→ **Problem to solve**:
Repeat each record exactly as written, and drop any images.

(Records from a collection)
>> start

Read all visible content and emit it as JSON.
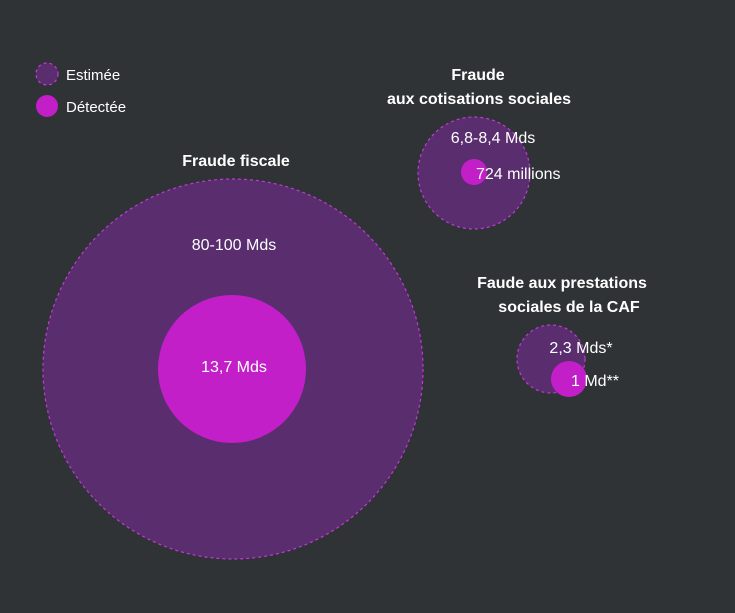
{
  "chart_data": {
    "type": "bubble",
    "legend": [
      {
        "label": "Estimée",
        "style": "estimated"
      },
      {
        "label": "Détectée",
        "style": "detected"
      }
    ],
    "legend_placement": "top-left",
    "groups": [
      {
        "title_lines": [
          "Fraude fiscale"
        ],
        "estimated_label": "80-100 Mds",
        "detected_label": "13,7 Mds",
        "estimated_value_mds": 90,
        "detected_value_mds": 13.7
      },
      {
        "title_lines": [
          "Fraude",
          "aux cotisations sociales"
        ],
        "estimated_label": "6,8-8,4 Mds",
        "detected_label": "724 millions",
        "estimated_value_mds": 7.6,
        "detected_value_mds": 0.724
      },
      {
        "title_lines": [
          "Faude aux prestations",
          "sociales de la CAF"
        ],
        "estimated_label": "2,3 Mds*",
        "detected_label": "1 Md**",
        "estimated_value_mds": 2.3,
        "detected_value_mds": 1
      }
    ]
  },
  "colors": {
    "background": "#2f3336",
    "estimated_fill": "#5a2d6e",
    "estimated_stroke": "#c03ad6",
    "detected_fill": "#c21fc9",
    "text": "#ffffff"
  }
}
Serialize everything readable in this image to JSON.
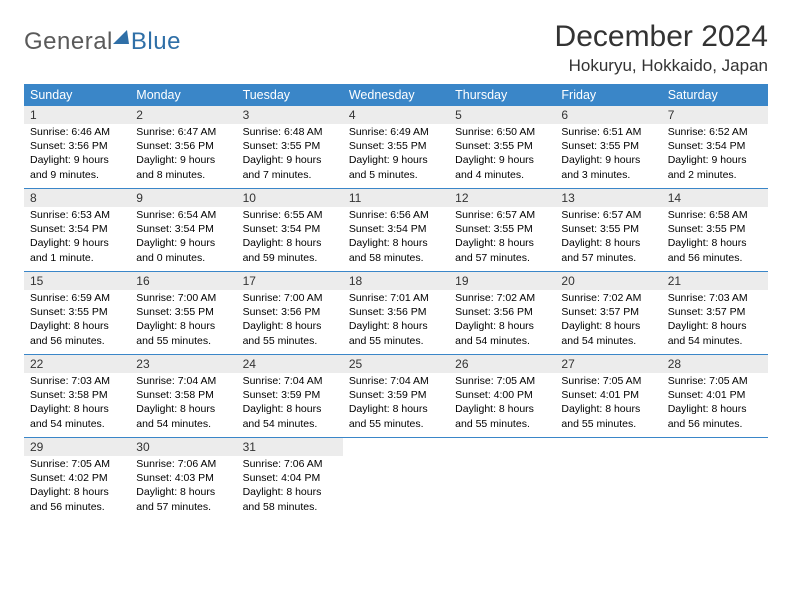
{
  "brand": {
    "part1": "General",
    "part2": "Blue"
  },
  "title": "December 2024",
  "location": "Hokuryu, Hokkaido, Japan",
  "colors": {
    "header_bg": "#3a86c8",
    "header_text": "#ffffff",
    "daynum_bg": "#ececec",
    "rule": "#3a86c8",
    "logo_gray": "#5a5a5a",
    "logo_blue": "#2f6fa7"
  },
  "typography": {
    "title_fontsize": 30,
    "location_fontsize": 17,
    "dayhead_fontsize": 12.5,
    "daynum_fontsize": 12,
    "body_fontsize": 10.5
  },
  "day_headers": [
    "Sunday",
    "Monday",
    "Tuesday",
    "Wednesday",
    "Thursday",
    "Friday",
    "Saturday"
  ],
  "weeks": [
    [
      {
        "n": "1",
        "sr": "6:46 AM",
        "ss": "3:56 PM",
        "dl": "9 hours and 9 minutes."
      },
      {
        "n": "2",
        "sr": "6:47 AM",
        "ss": "3:56 PM",
        "dl": "9 hours and 8 minutes."
      },
      {
        "n": "3",
        "sr": "6:48 AM",
        "ss": "3:55 PM",
        "dl": "9 hours and 7 minutes."
      },
      {
        "n": "4",
        "sr": "6:49 AM",
        "ss": "3:55 PM",
        "dl": "9 hours and 5 minutes."
      },
      {
        "n": "5",
        "sr": "6:50 AM",
        "ss": "3:55 PM",
        "dl": "9 hours and 4 minutes."
      },
      {
        "n": "6",
        "sr": "6:51 AM",
        "ss": "3:55 PM",
        "dl": "9 hours and 3 minutes."
      },
      {
        "n": "7",
        "sr": "6:52 AM",
        "ss": "3:54 PM",
        "dl": "9 hours and 2 minutes."
      }
    ],
    [
      {
        "n": "8",
        "sr": "6:53 AM",
        "ss": "3:54 PM",
        "dl": "9 hours and 1 minute."
      },
      {
        "n": "9",
        "sr": "6:54 AM",
        "ss": "3:54 PM",
        "dl": "9 hours and 0 minutes."
      },
      {
        "n": "10",
        "sr": "6:55 AM",
        "ss": "3:54 PM",
        "dl": "8 hours and 59 minutes."
      },
      {
        "n": "11",
        "sr": "6:56 AM",
        "ss": "3:54 PM",
        "dl": "8 hours and 58 minutes."
      },
      {
        "n": "12",
        "sr": "6:57 AM",
        "ss": "3:55 PM",
        "dl": "8 hours and 57 minutes."
      },
      {
        "n": "13",
        "sr": "6:57 AM",
        "ss": "3:55 PM",
        "dl": "8 hours and 57 minutes."
      },
      {
        "n": "14",
        "sr": "6:58 AM",
        "ss": "3:55 PM",
        "dl": "8 hours and 56 minutes."
      }
    ],
    [
      {
        "n": "15",
        "sr": "6:59 AM",
        "ss": "3:55 PM",
        "dl": "8 hours and 56 minutes."
      },
      {
        "n": "16",
        "sr": "7:00 AM",
        "ss": "3:55 PM",
        "dl": "8 hours and 55 minutes."
      },
      {
        "n": "17",
        "sr": "7:00 AM",
        "ss": "3:56 PM",
        "dl": "8 hours and 55 minutes."
      },
      {
        "n": "18",
        "sr": "7:01 AM",
        "ss": "3:56 PM",
        "dl": "8 hours and 55 minutes."
      },
      {
        "n": "19",
        "sr": "7:02 AM",
        "ss": "3:56 PM",
        "dl": "8 hours and 54 minutes."
      },
      {
        "n": "20",
        "sr": "7:02 AM",
        "ss": "3:57 PM",
        "dl": "8 hours and 54 minutes."
      },
      {
        "n": "21",
        "sr": "7:03 AM",
        "ss": "3:57 PM",
        "dl": "8 hours and 54 minutes."
      }
    ],
    [
      {
        "n": "22",
        "sr": "7:03 AM",
        "ss": "3:58 PM",
        "dl": "8 hours and 54 minutes."
      },
      {
        "n": "23",
        "sr": "7:04 AM",
        "ss": "3:58 PM",
        "dl": "8 hours and 54 minutes."
      },
      {
        "n": "24",
        "sr": "7:04 AM",
        "ss": "3:59 PM",
        "dl": "8 hours and 54 minutes."
      },
      {
        "n": "25",
        "sr": "7:04 AM",
        "ss": "3:59 PM",
        "dl": "8 hours and 55 minutes."
      },
      {
        "n": "26",
        "sr": "7:05 AM",
        "ss": "4:00 PM",
        "dl": "8 hours and 55 minutes."
      },
      {
        "n": "27",
        "sr": "7:05 AM",
        "ss": "4:01 PM",
        "dl": "8 hours and 55 minutes."
      },
      {
        "n": "28",
        "sr": "7:05 AM",
        "ss": "4:01 PM",
        "dl": "8 hours and 56 minutes."
      }
    ],
    [
      {
        "n": "29",
        "sr": "7:05 AM",
        "ss": "4:02 PM",
        "dl": "8 hours and 56 minutes."
      },
      {
        "n": "30",
        "sr": "7:06 AM",
        "ss": "4:03 PM",
        "dl": "8 hours and 57 minutes."
      },
      {
        "n": "31",
        "sr": "7:06 AM",
        "ss": "4:04 PM",
        "dl": "8 hours and 58 minutes."
      },
      null,
      null,
      null,
      null
    ]
  ],
  "labels": {
    "sunrise": "Sunrise:",
    "sunset": "Sunset:",
    "daylight": "Daylight:"
  }
}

>> end

→ **Final answer**:
Read all visible content and emit it as JSON.
{
  "chart_data": {
    "type": "bubble",
    "legend": [
      {
        "label": "Estimée",
        "style": "estimated"
      },
      {
        "label": "Détectée",
        "style": "detected"
      }
    ],
    "legend_placement": "top-left",
    "groups": [
      {
        "title_lines": [
          "Fraude fiscale"
        ],
        "estimated_label": "80-100 Mds",
        "detected_label": "13,7 Mds",
        "estimated_value_mds": 90,
        "detected_value_mds": 13.7
      },
      {
        "title_lines": [
          "Fraude",
          "aux cotisations sociales"
        ],
        "estimated_label": "6,8-8,4 Mds",
        "detected_label": "724 millions",
        "estimated_value_mds": 7.6,
        "detected_value_mds": 0.724
      },
      {
        "title_lines": [
          "Faude aux prestations",
          "sociales de la CAF"
        ],
        "estimated_label": "2,3 Mds*",
        "detected_label": "1 Md**",
        "estimated_value_mds": 2.3,
        "detected_value_mds": 1
      }
    ]
  },
  "colors": {
    "background": "#2f3336",
    "estimated_fill": "#5a2d6e",
    "estimated_stroke": "#c03ad6",
    "detected_fill": "#c21fc9",
    "text": "#ffffff"
  }
}
Serialize everything readable in this image to JSON.
{
  "brand": {
    "part1": "General",
    "part2": "Blue"
  },
  "title": "December 2024",
  "location": "Hokuryu, Hokkaido, Japan",
  "colors": {
    "header_bg": "#3a86c8",
    "header_text": "#ffffff",
    "daynum_bg": "#ececec",
    "rule": "#3a86c8",
    "logo_gray": "#5a5a5a",
    "logo_blue": "#2f6fa7"
  },
  "typography": {
    "title_fontsize": 30,
    "location_fontsize": 17,
    "dayhead_fontsize": 12.5,
    "daynum_fontsize": 12,
    "body_fontsize": 10.5
  },
  "day_headers": [
    "Sunday",
    "Monday",
    "Tuesday",
    "Wednesday",
    "Thursday",
    "Friday",
    "Saturday"
  ],
  "weeks": [
    [
      {
        "n": "1",
        "sr": "6:46 AM",
        "ss": "3:56 PM",
        "dl": "9 hours and 9 minutes."
      },
      {
        "n": "2",
        "sr": "6:47 AM",
        "ss": "3:56 PM",
        "dl": "9 hours and 8 minutes."
      },
      {
        "n": "3",
        "sr": "6:48 AM",
        "ss": "3:55 PM",
        "dl": "9 hours and 7 minutes."
      },
      {
        "n": "4",
        "sr": "6:49 AM",
        "ss": "3:55 PM",
        "dl": "9 hours and 5 minutes."
      },
      {
        "n": "5",
        "sr": "6:50 AM",
        "ss": "3:55 PM",
        "dl": "9 hours and 4 minutes."
      },
      {
        "n": "6",
        "sr": "6:51 AM",
        "ss": "3:55 PM",
        "dl": "9 hours and 3 minutes."
      },
      {
        "n": "7",
        "sr": "6:52 AM",
        "ss": "3:54 PM",
        "dl": "9 hours and 2 minutes."
      }
    ],
    [
      {
        "n": "8",
        "sr": "6:53 AM",
        "ss": "3:54 PM",
        "dl": "9 hours and 1 minute."
      },
      {
        "n": "9",
        "sr": "6:54 AM",
        "ss": "3:54 PM",
        "dl": "9 hours and 0 minutes."
      },
      {
        "n": "10",
        "sr": "6:55 AM",
        "ss": "3:54 PM",
        "dl": "8 hours and 59 minutes."
      },
      {
        "n": "11",
        "sr": "6:56 AM",
        "ss": "3:54 PM",
        "dl": "8 hours and 58 minutes."
      },
      {
        "n": "12",
        "sr": "6:57 AM",
        "ss": "3:55 PM",
        "dl": "8 hours and 57 minutes."
      },
      {
        "n": "13",
        "sr": "6:57 AM",
        "ss": "3:55 PM",
        "dl": "8 hours and 57 minutes."
      },
      {
        "n": "14",
        "sr": "6:58 AM",
        "ss": "3:55 PM",
        "dl": "8 hours and 56 minutes."
      }
    ],
    [
      {
        "n": "15",
        "sr": "6:59 AM",
        "ss": "3:55 PM",
        "dl": "8 hours and 56 minutes."
      },
      {
        "n": "16",
        "sr": "7:00 AM",
        "ss": "3:55 PM",
        "dl": "8 hours and 55 minutes."
      },
      {
        "n": "17",
        "sr": "7:00 AM",
        "ss": "3:56 PM",
        "dl": "8 hours and 55 minutes."
      },
      {
        "n": "18",
        "sr": "7:01 AM",
        "ss": "3:56 PM",
        "dl": "8 hours and 55 minutes."
      },
      {
        "n": "19",
        "sr": "7:02 AM",
        "ss": "3:56 PM",
        "dl": "8 hours and 54 minutes."
      },
      {
        "n": "20",
        "sr": "7:02 AM",
        "ss": "3:57 PM",
        "dl": "8 hours and 54 minutes."
      },
      {
        "n": "21",
        "sr": "7:03 AM",
        "ss": "3:57 PM",
        "dl": "8 hours and 54 minutes."
      }
    ],
    [
      {
        "n": "22",
        "sr": "7:03 AM",
        "ss": "3:58 PM",
        "dl": "8 hours and 54 minutes."
      },
      {
        "n": "23",
        "sr": "7:04 AM",
        "ss": "3:58 PM",
        "dl": "8 hours and 54 minutes."
      },
      {
        "n": "24",
        "sr": "7:04 AM",
        "ss": "3:59 PM",
        "dl": "8 hours and 54 minutes."
      },
      {
        "n": "25",
        "sr": "7:04 AM",
        "ss": "3:59 PM",
        "dl": "8 hours and 55 minutes."
      },
      {
        "n": "26",
        "sr": "7:05 AM",
        "ss": "4:00 PM",
        "dl": "8 hours and 55 minutes."
      },
      {
        "n": "27",
        "sr": "7:05 AM",
        "ss": "4:01 PM",
        "dl": "8 hours and 55 minutes."
      },
      {
        "n": "28",
        "sr": "7:05 AM",
        "ss": "4:01 PM",
        "dl": "8 hours and 56 minutes."
      }
    ],
    [
      {
        "n": "29",
        "sr": "7:05 AM",
        "ss": "4:02 PM",
        "dl": "8 hours and 56 minutes."
      },
      {
        "n": "30",
        "sr": "7:06 AM",
        "ss": "4:03 PM",
        "dl": "8 hours and 57 minutes."
      },
      {
        "n": "31",
        "sr": "7:06 AM",
        "ss": "4:04 PM",
        "dl": "8 hours and 58 minutes."
      },
      null,
      null,
      null,
      null
    ]
  ],
  "labels": {
    "sunrise": "Sunrise:",
    "sunset": "Sunset:",
    "daylight": "Daylight:"
  }
}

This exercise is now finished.